- _Task to complete_: Where the word "Havnegt" occurs in a line, return that line.

- _Dataset content_:
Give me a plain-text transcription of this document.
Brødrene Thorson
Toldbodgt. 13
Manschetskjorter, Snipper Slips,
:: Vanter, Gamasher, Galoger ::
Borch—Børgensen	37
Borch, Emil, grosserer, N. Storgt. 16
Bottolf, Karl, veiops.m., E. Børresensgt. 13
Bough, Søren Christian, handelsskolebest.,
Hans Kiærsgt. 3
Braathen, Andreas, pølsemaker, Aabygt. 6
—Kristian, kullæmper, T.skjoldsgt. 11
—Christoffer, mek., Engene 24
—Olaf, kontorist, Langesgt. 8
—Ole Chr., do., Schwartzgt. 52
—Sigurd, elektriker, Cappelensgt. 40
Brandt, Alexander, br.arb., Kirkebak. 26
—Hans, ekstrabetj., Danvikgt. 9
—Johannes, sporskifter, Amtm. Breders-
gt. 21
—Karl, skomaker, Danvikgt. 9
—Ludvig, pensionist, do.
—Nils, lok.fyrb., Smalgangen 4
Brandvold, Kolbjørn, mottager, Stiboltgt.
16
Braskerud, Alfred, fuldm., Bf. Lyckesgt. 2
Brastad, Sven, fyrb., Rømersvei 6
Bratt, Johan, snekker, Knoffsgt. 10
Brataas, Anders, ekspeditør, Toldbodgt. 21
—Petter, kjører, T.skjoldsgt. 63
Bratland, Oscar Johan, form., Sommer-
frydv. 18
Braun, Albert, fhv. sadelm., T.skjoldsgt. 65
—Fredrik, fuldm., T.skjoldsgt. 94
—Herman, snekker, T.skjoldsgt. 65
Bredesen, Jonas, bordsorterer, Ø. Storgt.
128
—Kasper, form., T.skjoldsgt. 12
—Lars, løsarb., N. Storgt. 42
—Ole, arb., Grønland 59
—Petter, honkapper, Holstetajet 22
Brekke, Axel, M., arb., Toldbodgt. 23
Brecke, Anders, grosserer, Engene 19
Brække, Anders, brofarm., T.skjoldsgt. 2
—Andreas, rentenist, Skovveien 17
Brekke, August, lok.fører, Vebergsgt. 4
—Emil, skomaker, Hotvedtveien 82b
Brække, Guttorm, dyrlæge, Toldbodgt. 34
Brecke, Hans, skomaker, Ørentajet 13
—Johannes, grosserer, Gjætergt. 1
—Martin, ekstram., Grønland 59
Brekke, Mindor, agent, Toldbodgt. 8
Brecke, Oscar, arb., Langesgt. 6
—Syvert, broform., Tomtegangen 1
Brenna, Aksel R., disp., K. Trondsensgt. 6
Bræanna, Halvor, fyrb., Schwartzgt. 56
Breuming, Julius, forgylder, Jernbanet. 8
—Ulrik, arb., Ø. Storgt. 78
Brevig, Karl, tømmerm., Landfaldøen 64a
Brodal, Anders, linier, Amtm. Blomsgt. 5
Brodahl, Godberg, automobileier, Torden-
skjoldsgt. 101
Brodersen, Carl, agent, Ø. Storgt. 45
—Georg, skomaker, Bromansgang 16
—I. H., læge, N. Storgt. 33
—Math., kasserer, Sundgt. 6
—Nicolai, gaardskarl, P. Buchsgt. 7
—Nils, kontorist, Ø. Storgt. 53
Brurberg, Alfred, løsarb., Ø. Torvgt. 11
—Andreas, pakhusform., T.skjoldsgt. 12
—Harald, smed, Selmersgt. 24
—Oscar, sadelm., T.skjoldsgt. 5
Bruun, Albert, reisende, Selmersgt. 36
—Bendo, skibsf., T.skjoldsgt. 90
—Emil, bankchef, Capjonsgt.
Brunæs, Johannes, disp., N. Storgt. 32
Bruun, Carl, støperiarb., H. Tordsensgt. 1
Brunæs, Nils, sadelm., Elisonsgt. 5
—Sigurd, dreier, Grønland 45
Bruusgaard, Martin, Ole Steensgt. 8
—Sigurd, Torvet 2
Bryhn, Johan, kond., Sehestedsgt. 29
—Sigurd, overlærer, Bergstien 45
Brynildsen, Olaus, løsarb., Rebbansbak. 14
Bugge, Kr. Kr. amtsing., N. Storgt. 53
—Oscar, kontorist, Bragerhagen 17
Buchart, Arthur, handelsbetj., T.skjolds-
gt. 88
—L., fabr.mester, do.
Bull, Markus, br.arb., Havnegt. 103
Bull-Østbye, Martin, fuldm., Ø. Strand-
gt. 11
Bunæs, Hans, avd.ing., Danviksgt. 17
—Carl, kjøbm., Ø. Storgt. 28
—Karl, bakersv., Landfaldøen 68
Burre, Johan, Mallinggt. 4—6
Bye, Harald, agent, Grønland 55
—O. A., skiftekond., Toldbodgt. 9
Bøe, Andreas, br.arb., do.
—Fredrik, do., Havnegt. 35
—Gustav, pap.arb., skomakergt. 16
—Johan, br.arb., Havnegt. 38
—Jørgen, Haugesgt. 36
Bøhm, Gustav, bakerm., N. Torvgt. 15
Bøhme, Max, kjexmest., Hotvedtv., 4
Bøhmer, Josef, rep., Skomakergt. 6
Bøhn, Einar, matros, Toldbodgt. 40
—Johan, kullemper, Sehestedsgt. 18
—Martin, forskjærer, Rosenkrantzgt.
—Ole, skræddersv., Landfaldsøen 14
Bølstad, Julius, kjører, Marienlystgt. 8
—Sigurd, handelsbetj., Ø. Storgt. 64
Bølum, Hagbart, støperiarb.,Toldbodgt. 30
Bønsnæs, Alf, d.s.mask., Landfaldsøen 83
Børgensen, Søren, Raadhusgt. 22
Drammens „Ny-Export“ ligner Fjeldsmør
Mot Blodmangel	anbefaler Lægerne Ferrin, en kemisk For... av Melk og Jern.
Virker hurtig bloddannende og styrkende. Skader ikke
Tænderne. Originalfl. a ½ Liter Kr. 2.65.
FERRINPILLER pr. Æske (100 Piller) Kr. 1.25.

- _Expected answer_:
Bull, Markus, br.arb., Havnegt. 103
—Fredrik, do., Havnegt. 35
—Johan, br.arb., Havnegt. 38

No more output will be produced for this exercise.